**** AVAILABLE RECORDS ****
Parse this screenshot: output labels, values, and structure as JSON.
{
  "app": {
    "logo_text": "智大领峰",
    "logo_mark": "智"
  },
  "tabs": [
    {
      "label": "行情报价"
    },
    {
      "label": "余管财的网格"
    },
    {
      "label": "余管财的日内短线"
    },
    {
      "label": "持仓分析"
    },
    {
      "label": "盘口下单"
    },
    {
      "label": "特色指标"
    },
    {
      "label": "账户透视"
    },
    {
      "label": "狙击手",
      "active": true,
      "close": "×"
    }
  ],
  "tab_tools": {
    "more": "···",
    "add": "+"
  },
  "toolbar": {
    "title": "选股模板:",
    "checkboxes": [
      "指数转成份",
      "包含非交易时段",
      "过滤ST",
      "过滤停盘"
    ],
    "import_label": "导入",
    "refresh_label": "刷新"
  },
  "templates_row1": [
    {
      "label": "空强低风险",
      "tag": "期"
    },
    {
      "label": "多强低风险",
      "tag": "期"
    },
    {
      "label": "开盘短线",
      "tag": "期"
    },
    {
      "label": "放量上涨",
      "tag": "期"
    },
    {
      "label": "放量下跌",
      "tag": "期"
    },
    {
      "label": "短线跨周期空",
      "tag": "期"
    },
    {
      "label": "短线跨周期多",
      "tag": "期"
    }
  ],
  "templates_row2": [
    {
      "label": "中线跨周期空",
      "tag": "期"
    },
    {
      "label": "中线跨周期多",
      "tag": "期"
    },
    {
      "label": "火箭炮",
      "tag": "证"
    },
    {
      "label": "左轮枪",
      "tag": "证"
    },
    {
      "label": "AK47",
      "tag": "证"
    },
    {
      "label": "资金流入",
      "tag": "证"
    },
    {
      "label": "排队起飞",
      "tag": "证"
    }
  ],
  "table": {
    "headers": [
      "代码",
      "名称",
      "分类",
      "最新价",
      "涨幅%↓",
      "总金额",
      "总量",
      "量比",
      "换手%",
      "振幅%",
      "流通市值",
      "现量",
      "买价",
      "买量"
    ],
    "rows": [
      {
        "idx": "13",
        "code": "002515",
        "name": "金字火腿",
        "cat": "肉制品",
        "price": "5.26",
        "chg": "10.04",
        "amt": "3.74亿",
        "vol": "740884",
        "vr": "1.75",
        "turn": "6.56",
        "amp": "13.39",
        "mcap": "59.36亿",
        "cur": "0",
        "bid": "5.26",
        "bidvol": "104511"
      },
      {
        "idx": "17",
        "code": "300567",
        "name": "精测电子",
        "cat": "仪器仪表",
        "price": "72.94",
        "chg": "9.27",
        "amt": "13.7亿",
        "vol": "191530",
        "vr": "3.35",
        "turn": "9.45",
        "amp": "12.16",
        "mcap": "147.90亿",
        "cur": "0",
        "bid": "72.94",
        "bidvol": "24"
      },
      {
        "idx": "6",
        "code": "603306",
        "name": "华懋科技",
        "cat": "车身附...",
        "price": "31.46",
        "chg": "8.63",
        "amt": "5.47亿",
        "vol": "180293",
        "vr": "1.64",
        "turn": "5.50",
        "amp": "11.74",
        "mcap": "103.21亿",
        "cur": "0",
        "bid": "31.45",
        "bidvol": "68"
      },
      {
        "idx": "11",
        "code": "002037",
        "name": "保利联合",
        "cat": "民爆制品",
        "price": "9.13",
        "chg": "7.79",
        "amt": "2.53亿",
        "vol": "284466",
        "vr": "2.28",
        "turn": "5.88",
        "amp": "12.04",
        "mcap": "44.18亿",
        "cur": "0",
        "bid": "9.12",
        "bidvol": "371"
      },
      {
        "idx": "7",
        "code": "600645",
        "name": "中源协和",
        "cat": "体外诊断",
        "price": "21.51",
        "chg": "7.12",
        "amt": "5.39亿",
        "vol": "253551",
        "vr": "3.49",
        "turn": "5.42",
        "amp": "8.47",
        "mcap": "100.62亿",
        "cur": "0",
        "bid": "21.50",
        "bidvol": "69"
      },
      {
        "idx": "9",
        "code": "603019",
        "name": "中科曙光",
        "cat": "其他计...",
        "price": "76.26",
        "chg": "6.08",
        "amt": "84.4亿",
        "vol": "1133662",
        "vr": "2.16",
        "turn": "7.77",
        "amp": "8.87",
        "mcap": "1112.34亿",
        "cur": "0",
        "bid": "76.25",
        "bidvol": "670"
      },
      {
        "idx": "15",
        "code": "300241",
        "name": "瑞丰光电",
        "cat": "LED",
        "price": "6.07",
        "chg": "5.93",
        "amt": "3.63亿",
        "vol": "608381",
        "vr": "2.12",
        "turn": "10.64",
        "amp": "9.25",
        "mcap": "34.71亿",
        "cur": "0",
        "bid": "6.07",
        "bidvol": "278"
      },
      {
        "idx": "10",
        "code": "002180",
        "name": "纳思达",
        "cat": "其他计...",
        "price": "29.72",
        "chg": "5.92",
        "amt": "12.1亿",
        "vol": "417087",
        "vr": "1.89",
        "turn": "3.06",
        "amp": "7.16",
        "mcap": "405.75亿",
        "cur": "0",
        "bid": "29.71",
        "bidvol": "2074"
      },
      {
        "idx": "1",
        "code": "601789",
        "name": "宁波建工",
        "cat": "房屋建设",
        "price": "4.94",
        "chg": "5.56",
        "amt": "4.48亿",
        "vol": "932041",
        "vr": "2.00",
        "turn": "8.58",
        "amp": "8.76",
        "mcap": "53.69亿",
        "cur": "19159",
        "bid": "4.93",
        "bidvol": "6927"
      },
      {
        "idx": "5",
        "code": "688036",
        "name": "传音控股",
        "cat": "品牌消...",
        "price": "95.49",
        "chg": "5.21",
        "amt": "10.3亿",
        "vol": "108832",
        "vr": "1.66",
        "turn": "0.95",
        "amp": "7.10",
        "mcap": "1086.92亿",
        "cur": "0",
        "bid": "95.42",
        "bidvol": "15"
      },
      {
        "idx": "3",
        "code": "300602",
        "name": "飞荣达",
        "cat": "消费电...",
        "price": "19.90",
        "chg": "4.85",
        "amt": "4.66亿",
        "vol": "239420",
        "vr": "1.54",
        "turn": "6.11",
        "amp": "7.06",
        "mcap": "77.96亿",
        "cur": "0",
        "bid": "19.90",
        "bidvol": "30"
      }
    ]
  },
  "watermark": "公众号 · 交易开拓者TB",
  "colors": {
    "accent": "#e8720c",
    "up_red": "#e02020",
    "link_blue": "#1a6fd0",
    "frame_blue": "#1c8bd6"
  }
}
****
GOAL:
Repeat every record exactly as written, please.

RIGHT ANSWER:
Parse this screenshot: output labels, values, and structure as JSON.
{
  "app": {
    "logo_text": "智大领峰",
    "logo_mark": "智"
  },
  "tabs": [
    {
      "label": "行情报价"
    },
    {
      "label": "余管财的网格"
    },
    {
      "label": "余管财的日内短线"
    },
    {
      "label": "持仓分析"
    },
    {
      "label": "盘口下单"
    },
    {
      "label": "特色指标"
    },
    {
      "label": "账户透视"
    },
    {
      "label": "狙击手",
      "active": true,
      "close": "×"
    }
  ],
  "tab_tools": {
    "more": "···",
    "add": "+"
  },
  "toolbar": {
    "title": "选股模板:",
    "checkboxes": [
      "指数转成份",
      "包含非交易时段",
      "过滤ST",
      "过滤停盘"
    ],
    "import_label": "导入",
    "refresh_label": "刷新"
  },
  "templates_row1": [
    {
      "label": "空强低风险",
      "tag": "期"
    },
    {
      "label": "多强低风险",
      "tag": "期"
    },
    {
      "label": "开盘短线",
      "tag": "期"
    },
    {
      "label": "放量上涨",
      "tag": "期"
    },
    {
      "label": "放量下跌",
      "tag": "期"
    },
    {
      "label": "短线跨周期空",
      "tag": "期"
    },
    {
      "label": "短线跨周期多",
      "tag": "期"
    }
  ],
  "templates_row2": [
    {
      "label": "中线跨周期空",
      "tag": "期"
    },
    {
      "label": "中线跨周期多",
      "tag": "期"
    },
    {
      "label": "火箭炮",
      "tag": "证"
    },
    {
      "label": "左轮枪",
      "tag": "证"
    },
    {
      "label": "AK47",
      "tag": "证"
    },
    {
      "label": "资金流入",
      "tag": "证"
    },
    {
      "label": "排队起飞",
      "tag": "证"
    }
  ],
  "table": {
    "headers": [
      "代码",
      "名称",
      "分类",
      "最新价",
      "涨幅%↓",
      "总金额",
      "总量",
      "量比",
      "换手%",
      "振幅%",
      "流通市值",
      "现量",
      "买价",
      "买量"
    ],
    "rows": [
      {
        "idx": "13",
        "code": "002515",
        "name": "金字火腿",
        "cat": "肉制品",
        "price": "5.26",
        "chg": "10.04",
        "amt": "3.74亿",
        "vol": "740884",
        "vr": "1.75",
        "turn": "6.56",
        "amp": "13.39",
        "mcap": "59.36亿",
        "cur": "0",
        "bid": "5.26",
        "bidvol": "104511"
      },
      {
        "idx": "17",
        "code": "300567",
        "name": "精测电子",
        "cat": "仪器仪表",
        "price": "72.94",
        "chg": "9.27",
        "amt": "13.7亿",
        "vol": "191530",
        "vr": "3.35",
        "turn": "9.45",
        "amp": "12.16",
        "mcap": "147.90亿",
        "cur": "0",
        "bid": "72.94",
        "bidvol": "24"
      },
      {
        "idx": "6",
        "code": "603306",
        "name": "华懋科技",
        "cat": "车身附...",
        "price": "31.46",
        "chg": "8.63",
        "amt": "5.47亿",
        "vol": "180293",
        "vr": "1.64",
        "turn": "5.50",
        "amp": "11.74",
        "mcap": "103.21亿",
        "cur": "0",
        "bid": "31.45",
        "bidvol": "68"
      },
      {
        "idx": "11",
        "code": "002037",
        "name": "保利联合",
        "cat": "民爆制品",
        "price": "9.13",
        "chg": "7.79",
        "amt": "2.53亿",
        "vol": "284466",
        "vr": "2.28",
        "turn": "5.88",
        "amp": "12.04",
        "mcap": "44.18亿",
        "cur": "0",
        "bid": "9.12",
        "bidvol": "371"
      },
      {
        "idx": "7",
        "code": "600645",
        "name": "中源协和",
        "cat": "体外诊断",
        "price": "21.51",
        "chg": "7.12",
        "amt": "5.39亿",
        "vol": "253551",
        "vr": "3.49",
        "turn": "5.42",
        "amp": "8.47",
        "mcap": "100.62亿",
        "cur": "0",
        "bid": "21.50",
        "bidvol": "69"
      },
      {
        "idx": "9",
        "code": "603019",
        "name": "中科曙光",
        "cat": "其他计...",
        "price": "76.26",
        "chg": "6.08",
        "amt": "84.4亿",
        "vol": "1133662",
        "vr": "2.16",
        "turn": "7.77",
        "amp": "8.87",
        "mcap": "1112.34亿",
        "cur": "0",
        "bid": "76.25",
        "bidvol": "670"
      },
      {
        "idx": "15",
        "code": "300241",
        "name": "瑞丰光电",
        "cat": "LED",
        "price": "6.07",
        "chg": "5.93",
        "amt": "3.63亿",
        "vol": "608381",
        "vr": "2.12",
        "turn": "10.64",
        "amp": "9.25",
        "mcap": "34.71亿",
        "cur": "0",
        "bid": "6.07",
        "bidvol": "278"
      },
      {
        "idx": "10",
        "code": "002180",
        "name": "纳思达",
        "cat": "其他计...",
        "price": "29.72",
        "chg": "5.92",
        "amt": "12.1亿",
        "vol": "417087",
        "vr": "1.89",
        "turn": "3.06",
        "amp": "7.16",
        "mcap": "405.75亿",
        "cur": "0",
        "bid": "29.71",
        "bidvol": "2074"
      },
      {
        "idx": "1",
        "code": "601789",
        "name": "宁波建工",
        "cat": "房屋建设",
        "price": "4.94",
        "chg": "5.56",
        "amt": "4.48亿",
        "vol": "932041",
        "vr": "2.00",
        "turn": "8.58",
        "amp": "8.76",
        "mcap": "53.69亿",
        "cur": "19159",
        "bid": "4.93",
        "bidvol": "6927"
      },
      {
        "idx": "5",
        "code": "688036",
        "name": "传音控股",
        "cat": "品牌消...",
        "price": "95.49",
        "chg": "5.21",
        "amt": "10.3亿",
        "vol": "108832",
        "vr": "1.66",
        "turn": "0.95",
        "amp": "7.10",
        "mcap": "1086.92亿",
        "cur": "0",
        "bid": "95.42",
        "bidvol": "15"
      },
      {
        "idx": "3",
        "code": "300602",
        "name": "飞荣达",
        "cat": "消费电...",
        "price": "19.90",
        "chg": "4.85",
        "amt": "4.66亿",
        "vol": "239420",
        "vr": "1.54",
        "turn": "6.11",
        "amp": "7.06",
        "mcap": "77.96亿",
        "cur": "0",
        "bid": "19.90",
        "bidvol": "30"
      }
    ]
  },
  "watermark": "公众号 · 交易开拓者TB",
  "colors": {
    "accent": "#e8720c",
    "up_red": "#e02020",
    "link_blue": "#1a6fd0",
    "frame_blue": "#1c8bd6"
  }
}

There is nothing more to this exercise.